=== WORK TO BE COMPLETED ===
Pull out every line in the data that has the string "heading" in it.

(Stored data)
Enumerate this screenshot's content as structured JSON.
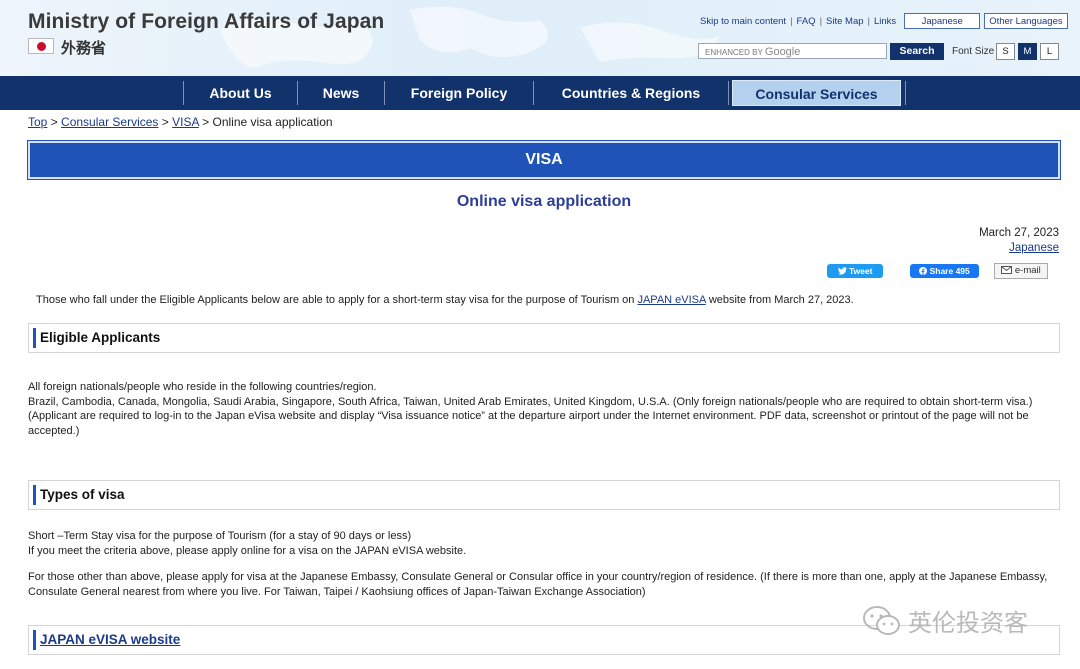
{
  "header": {
    "site_title": "Ministry of Foreign Affairs of Japan",
    "jp_name": "外務省",
    "top_links": [
      "Skip to main content",
      "FAQ",
      "Site Map",
      "Links"
    ],
    "japanese_btn": "Japanese",
    "other_languages_btn": "Other Languages",
    "search_prefix": "ENHANCED BY",
    "search_brand": "Google",
    "search_btn": "Search",
    "font_size_label": "Font Size",
    "font_sizes": [
      "S",
      "M",
      "L"
    ],
    "font_size_selected": "M"
  },
  "nav": {
    "items": [
      "About Us",
      "News",
      "Foreign Policy",
      "Countries & Regions",
      "Consular Services"
    ],
    "active": "Consular Services"
  },
  "breadcrumb": {
    "items": [
      "Top",
      "Consular Services",
      "VISA"
    ],
    "current": "Online visa application"
  },
  "banner": "VISA",
  "page": {
    "title": "Online visa application",
    "date": "March 27, 2023",
    "japanese_link": "Japanese",
    "tweet": "Tweet",
    "share": "Share 495",
    "email": "e-mail",
    "intro_before": "Those who fall under the Eligible Applicants below are able to apply for a short-term stay visa for the purpose of Tourism on",
    "intro_link": "JAPAN eVISA",
    "intro_after": "website from March 27, 2023."
  },
  "sections": {
    "eligible": {
      "heading": "Eligible Applicants",
      "lines": [
        "All foreign nationals/people who reside in the following countries/region.",
        "Brazil, Cambodia, Canada, Mongolia, Saudi Arabia, Singapore, South Africa, Taiwan, United Arab Emirates, United Kingdom, U.S.A. (Only foreign nationals/people who are required to obtain short-term visa.)",
        "(Applicant are required to log-in to the Japan eVisa website and display “Visa issuance notice” at the departure airport under the Internet environment. PDF data, screenshot or printout of the page will not be accepted.)"
      ]
    },
    "types": {
      "heading": "Types of visa",
      "lines": [
        "Short –Term Stay visa for the purpose of Tourism (for a stay of 90 days or less)",
        "If you meet the criteria above, please apply online for a visa on the JAPAN eVISA website."
      ],
      "para2": "For those other than above, please apply for visa at the Japanese Embassy, Consulate General or Consular office in your country/region of residence. (If there is more than one, apply at the Japanese Embassy, Consulate General nearest from where you live. For Taiwan, Taipei / Kaohsiung offices of Japan-Taiwan Exchange Association)"
    },
    "evisa": {
      "heading": "JAPAN eVISA website"
    }
  },
  "watermark": "英伦投资客",
  "colors": {
    "nav_bg": "#12326b",
    "banner_bg": "#1f53b8",
    "title_color": "#2c3e96",
    "link_color": "#1a3a8a",
    "active_nav_bg": "#b3d1ee"
  },
  "icons": [
    "flag-japan-icon",
    "twitter-bird-icon",
    "facebook-icon",
    "email-icon",
    "wechat-icon"
  ]
}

=== EXERCISE RESPONSE ===
      "heading": "Eligible Applicants",
      "heading": "Types of visa",
      "heading": "JAPAN eVISA website"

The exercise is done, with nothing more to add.